[start of Supplied records]

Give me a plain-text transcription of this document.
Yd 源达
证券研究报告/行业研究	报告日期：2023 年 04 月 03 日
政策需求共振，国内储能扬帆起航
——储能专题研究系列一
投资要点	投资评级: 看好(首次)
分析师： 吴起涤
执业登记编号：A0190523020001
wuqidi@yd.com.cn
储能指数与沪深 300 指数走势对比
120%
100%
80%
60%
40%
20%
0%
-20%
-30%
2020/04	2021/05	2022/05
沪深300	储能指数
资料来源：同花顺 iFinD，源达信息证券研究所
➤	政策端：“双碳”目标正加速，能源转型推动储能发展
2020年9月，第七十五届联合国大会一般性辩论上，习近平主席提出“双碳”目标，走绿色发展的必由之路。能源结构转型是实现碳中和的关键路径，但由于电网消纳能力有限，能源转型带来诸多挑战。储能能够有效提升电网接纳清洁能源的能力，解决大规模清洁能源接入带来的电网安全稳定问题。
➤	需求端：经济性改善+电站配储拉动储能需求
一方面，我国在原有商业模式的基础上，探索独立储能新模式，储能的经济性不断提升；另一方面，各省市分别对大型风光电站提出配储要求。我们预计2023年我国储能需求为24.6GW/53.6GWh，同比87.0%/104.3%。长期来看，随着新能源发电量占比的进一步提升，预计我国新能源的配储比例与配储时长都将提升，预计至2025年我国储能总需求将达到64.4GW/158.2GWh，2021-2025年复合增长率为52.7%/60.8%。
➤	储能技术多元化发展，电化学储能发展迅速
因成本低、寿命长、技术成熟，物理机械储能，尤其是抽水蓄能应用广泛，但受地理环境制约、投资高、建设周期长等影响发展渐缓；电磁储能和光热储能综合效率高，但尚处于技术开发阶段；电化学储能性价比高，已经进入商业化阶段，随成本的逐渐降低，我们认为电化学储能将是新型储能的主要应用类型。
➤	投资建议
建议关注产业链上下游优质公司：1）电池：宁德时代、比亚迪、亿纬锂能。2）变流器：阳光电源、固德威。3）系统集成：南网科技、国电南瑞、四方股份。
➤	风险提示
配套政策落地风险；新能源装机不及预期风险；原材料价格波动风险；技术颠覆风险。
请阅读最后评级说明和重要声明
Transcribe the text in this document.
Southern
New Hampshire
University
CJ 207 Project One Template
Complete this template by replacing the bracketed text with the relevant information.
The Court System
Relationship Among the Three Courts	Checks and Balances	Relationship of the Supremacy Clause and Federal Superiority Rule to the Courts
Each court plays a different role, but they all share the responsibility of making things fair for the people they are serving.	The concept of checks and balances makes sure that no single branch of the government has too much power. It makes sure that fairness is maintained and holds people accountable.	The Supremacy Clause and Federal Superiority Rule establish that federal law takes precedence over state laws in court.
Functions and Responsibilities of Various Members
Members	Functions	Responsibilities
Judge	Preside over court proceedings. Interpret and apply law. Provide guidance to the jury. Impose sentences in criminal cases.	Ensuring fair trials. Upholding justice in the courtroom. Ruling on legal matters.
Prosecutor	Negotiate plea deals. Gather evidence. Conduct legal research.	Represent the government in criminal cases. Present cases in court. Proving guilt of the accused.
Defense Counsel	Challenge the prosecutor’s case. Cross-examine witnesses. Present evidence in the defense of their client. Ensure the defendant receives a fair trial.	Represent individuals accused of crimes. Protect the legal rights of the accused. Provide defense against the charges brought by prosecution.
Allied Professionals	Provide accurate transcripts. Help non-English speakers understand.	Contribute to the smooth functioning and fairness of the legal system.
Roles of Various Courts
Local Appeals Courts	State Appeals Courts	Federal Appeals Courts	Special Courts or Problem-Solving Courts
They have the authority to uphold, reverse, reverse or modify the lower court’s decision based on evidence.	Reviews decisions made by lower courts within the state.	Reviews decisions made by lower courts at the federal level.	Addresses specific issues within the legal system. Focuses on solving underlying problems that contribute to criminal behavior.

[end of Supplied records]

▸ **The task**:
Copy the data above exactly. Every line must be included.

▸ **Finished task**:
Give me a plain-text transcription of this document.
Yd 源达
证券研究报告/行业研究	报告日期：2023 年 04 月 03 日
政策需求共振，国内储能扬帆起航
——储能专题研究系列一
投资要点	投资评级: 看好(首次)
分析师： 吴起涤
执业登记编号：A0190523020001
wuqidi@yd.com.cn
储能指数与沪深 300 指数走势对比
120%
100%
80%
60%
40%
20%
0%
-20%
-30%
2020/04	2021/05	2022/05
沪深300	储能指数
资料来源：同花顺 iFinD，源达信息证券研究所
➤	政策端：“双碳”目标正加速，能源转型推动储能发展
2020年9月，第七十五届联合国大会一般性辩论上，习近平主席提出“双碳”目标，走绿色发展的必由之路。能源结构转型是实现碳中和的关键路径，但由于电网消纳能力有限，能源转型带来诸多挑战。储能能够有效提升电网接纳清洁能源的能力，解决大规模清洁能源接入带来的电网安全稳定问题。
➤	需求端：经济性改善+电站配储拉动储能需求
一方面，我国在原有商业模式的基础上，探索独立储能新模式，储能的经济性不断提升；另一方面，各省市分别对大型风光电站提出配储要求。我们预计2023年我国储能需求为24.6GW/53.6GWh，同比87.0%/104.3%。长期来看，随着新能源发电量占比的进一步提升，预计我国新能源的配储比例与配储时长都将提升，预计至2025年我国储能总需求将达到64.4GW/158.2GWh，2021-2025年复合增长率为52.7%/60.8%。
➤	储能技术多元化发展，电化学储能发展迅速
因成本低、寿命长、技术成熟，物理机械储能，尤其是抽水蓄能应用广泛，但受地理环境制约、投资高、建设周期长等影响发展渐缓；电磁储能和光热储能综合效率高，但尚处于技术开发阶段；电化学储能性价比高，已经进入商业化阶段，随成本的逐渐降低，我们认为电化学储能将是新型储能的主要应用类型。
➤	投资建议
建议关注产业链上下游优质公司：1）电池：宁德时代、比亚迪、亿纬锂能。2）变流器：阳光电源、固德威。3）系统集成：南网科技、国电南瑞、四方股份。
➤	风险提示
配套政策落地风险；新能源装机不及预期风险；原材料价格波动风险；技术颠覆风险。
请阅读最后评级说明和重要声明
Transcribe the text in this document.
Southern
New Hampshire
University
CJ 207 Project One Template
Complete this template by replacing the bracketed text with the relevant information.
The Court System
Relationship Among the Three Courts	Checks and Balances	Relationship of the Supremacy Clause and Federal Superiority Rule to the Courts
Each court plays a different role, but they all share the responsibility of making things fair for the people they are serving.	The concept of checks and balances makes sure that no single branch of the government has too much power. It makes sure that fairness is maintained and holds people accountable.	The Supremacy Clause and Federal Superiority Rule establish that federal law takes precedence over state laws in court.
Functions and Responsibilities of Various Members
Members	Functions	Responsibilities
Judge	Preside over court proceedings. Interpret and apply law. Provide guidance to the jury. Impose sentences in criminal cases.	Ensuring fair trials. Upholding justice in the courtroom. Ruling on legal matters.
Prosecutor	Negotiate plea deals. Gather evidence. Conduct legal research.	Represent the government in criminal cases. Present cases in court. Proving guilt of the accused.
Defense Counsel	Challenge the prosecutor’s case. Cross-examine witnesses. Present evidence in the defense of their client. Ensure the defendant receives a fair trial.	Represent individuals accused of crimes. Protect the legal rights of the accused. Provide defense against the charges brought by prosecution.
Allied Professionals	Provide accurate transcripts. Help non-English speakers understand.	Contribute to the smooth functioning and fairness of the legal system.
Roles of Various Courts
Local Appeals Courts	State Appeals Courts	Federal Appeals Courts	Special Courts or Problem-Solving Courts
They have the authority to uphold, reverse, reverse or modify the lower court’s decision based on evidence.	Reviews decisions made by lower courts within the state.	Reviews decisions made by lower courts at the federal level.	Addresses specific issues within the legal system. Focuses on solving underlying problems that contribute to criminal behavior.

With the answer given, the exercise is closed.